So assume preformatted plain text (ie respect all line breaks)? That's fine, we just need to be clear about it. One of the goals here is for arvados-cwl-runner to be able to surface errors which came from a failing step instead of making the user sift through logs. However right now that means returning the last 40 lines of the step's stdout/stderr (because we don't know exactly where the error message is.)

#17 Updated by Peter Amstutz about 1 year ago

Maybe think about what how we want errors to be presented on workbench, and then work back from there? Separate "error" (one line summary) and "error_details" (longer, formatted) would make sense.

#18 Updated by Tom Clegg about 1 year ago

  • Description updated (diff)

#19 Updated by Tom Clegg about 1 year ago

  • Description updated (diff)

#20 Updated by Lucas Di Pentima about 1 year ago

  • Status changed from New to In Progress

#21 Updated by Lucas Di Pentima about 1 year ago

  • Target version changed from 2018-08-01 Sprint to 2018-08-15 Sprint

#22 Updated by Lucas Di Pentima about 1 year ago

  • Target version changed from 2018-08-15 Sprint to 2018-09-05 Sprint

#23 Updated by Lucas Di Pentima 12 months ago

  • Target version changed from 2018-09-05 Sprint to 2018-09-19 Sprint

#24 Updated by Lucas Di Pentima 12 months ago

Updates at 4a466ccc5 - branch 13773-will-fail-container-status
Test run: https://ci.curoverse.com/job/developer-run-tests/876/

  • Add runtime_status Hash attribute to containers on the API Server
  • Avoid container reuse when there's an error key on runtime_status
  • Add documentation about error, errorDetails, warning & activity keys
  • On a-c-r, update runtime_status on runner containers when a child fails, including the child's name & uuid on the error key and the last 40 log lines on errorDetails.
    • Add/update (and N more) string on the error key when more than 1 child fails.
  • On workbench, show "Failing" and "Warning" labels on running containers with relevant runtime_status information. On the dashboard also show a tooltip with error/warning messages and on the detailed view show a panel, including errorDetails in the error case.
  • Add tests on API Server & arvados-cwl-runner. Workbench tests pending.

#25 Updated by Peter Amstutz 12 months ago

If only certain errors get recorded, people are going to be confused and we'll be fielding support requests from users who don't know when to look in the logs tab. For example, the current implementation wouldn't show CWL syntax errors in runtime_status.

In arvados-cwl-runner, how hard would it be to intercept logging.exception(), logging.error(), and logging.warning() and have that call runtime_status_error()? I think this is mostly a matter of configuring the root logger with a custom output handler.

#26 Updated by Peter Amstutz 12 months ago

In workbench:

        <div id="errorDetail" class="collapse">
          <pre><%= wu.runtime_status[:errorDetail] %></pre>
        </div>

Does this sanitize :errorDetail (and other places where the :error message is rendered)?

Minor documentation nitpicking:

"error": "This container won't be successful because at least one step have already failed."

Should be "has already failed."

## Exercise brief
Name each sprint that appears as a target version in the thread above.

## Data extract
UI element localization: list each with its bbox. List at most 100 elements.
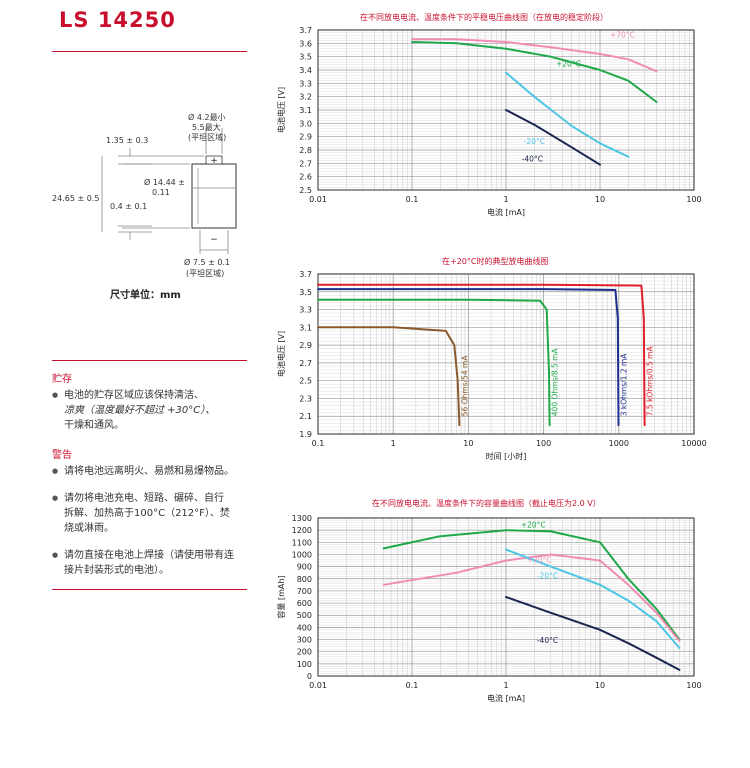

## Exercise answer
2018-08-01 Sprint, 2018-08-15 Sprint, 2018-09-05 Sprint, 2018-09-19 Sprint